_WHAT IS NEEDED_
Find how many lines of the listing below include the word "name", then report the number by itself.

_RECORD EXCERPTS_
※

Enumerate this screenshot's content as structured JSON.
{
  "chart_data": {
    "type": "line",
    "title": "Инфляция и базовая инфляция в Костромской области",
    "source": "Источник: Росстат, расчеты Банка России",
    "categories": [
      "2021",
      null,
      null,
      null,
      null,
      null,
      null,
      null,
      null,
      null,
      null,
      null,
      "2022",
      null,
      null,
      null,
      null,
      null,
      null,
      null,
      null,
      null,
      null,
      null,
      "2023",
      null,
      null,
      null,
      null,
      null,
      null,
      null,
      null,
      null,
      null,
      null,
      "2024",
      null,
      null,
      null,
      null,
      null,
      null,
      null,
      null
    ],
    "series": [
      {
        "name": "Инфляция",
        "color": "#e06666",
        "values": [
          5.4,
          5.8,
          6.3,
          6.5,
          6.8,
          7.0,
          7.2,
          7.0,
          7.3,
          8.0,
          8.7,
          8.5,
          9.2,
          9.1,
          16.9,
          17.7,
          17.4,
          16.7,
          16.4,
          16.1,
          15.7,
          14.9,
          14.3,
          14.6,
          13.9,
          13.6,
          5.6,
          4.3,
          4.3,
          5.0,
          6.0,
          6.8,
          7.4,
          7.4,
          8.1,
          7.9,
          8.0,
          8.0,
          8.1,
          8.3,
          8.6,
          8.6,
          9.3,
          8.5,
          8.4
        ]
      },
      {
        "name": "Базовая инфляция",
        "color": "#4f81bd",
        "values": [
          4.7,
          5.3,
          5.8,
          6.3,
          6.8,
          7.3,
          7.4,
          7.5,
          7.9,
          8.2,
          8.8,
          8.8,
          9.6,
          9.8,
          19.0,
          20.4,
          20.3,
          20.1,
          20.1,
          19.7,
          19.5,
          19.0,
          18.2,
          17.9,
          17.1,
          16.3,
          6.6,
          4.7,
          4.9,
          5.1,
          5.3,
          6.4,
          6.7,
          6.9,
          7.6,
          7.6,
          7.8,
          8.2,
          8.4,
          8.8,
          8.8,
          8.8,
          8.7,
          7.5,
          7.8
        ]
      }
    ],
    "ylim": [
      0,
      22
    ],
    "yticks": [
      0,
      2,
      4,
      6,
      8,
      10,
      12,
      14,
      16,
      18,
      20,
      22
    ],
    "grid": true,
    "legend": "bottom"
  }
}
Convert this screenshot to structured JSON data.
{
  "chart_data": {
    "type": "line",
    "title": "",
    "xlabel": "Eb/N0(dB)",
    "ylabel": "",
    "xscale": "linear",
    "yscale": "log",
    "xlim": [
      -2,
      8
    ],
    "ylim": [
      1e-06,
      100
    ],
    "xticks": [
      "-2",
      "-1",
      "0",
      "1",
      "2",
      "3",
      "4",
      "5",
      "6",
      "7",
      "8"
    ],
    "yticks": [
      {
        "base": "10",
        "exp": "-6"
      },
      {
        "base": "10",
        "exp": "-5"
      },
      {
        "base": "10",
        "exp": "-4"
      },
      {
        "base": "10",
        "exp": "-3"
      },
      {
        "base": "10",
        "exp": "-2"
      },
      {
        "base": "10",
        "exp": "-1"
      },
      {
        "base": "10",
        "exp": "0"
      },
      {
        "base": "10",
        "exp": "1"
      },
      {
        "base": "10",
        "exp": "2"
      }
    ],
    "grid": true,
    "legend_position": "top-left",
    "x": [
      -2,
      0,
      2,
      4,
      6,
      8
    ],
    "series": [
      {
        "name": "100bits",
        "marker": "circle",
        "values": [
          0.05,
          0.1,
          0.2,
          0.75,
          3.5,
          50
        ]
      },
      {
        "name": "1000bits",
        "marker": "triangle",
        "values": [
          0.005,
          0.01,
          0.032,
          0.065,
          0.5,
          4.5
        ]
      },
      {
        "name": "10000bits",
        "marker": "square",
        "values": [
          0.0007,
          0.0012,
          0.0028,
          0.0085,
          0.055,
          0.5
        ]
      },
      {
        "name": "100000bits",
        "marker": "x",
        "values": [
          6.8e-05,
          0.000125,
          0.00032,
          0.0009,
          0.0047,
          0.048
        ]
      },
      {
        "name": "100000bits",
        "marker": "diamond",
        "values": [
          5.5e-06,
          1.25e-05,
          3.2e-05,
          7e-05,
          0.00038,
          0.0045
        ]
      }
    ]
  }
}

※

_SOLUTION_
7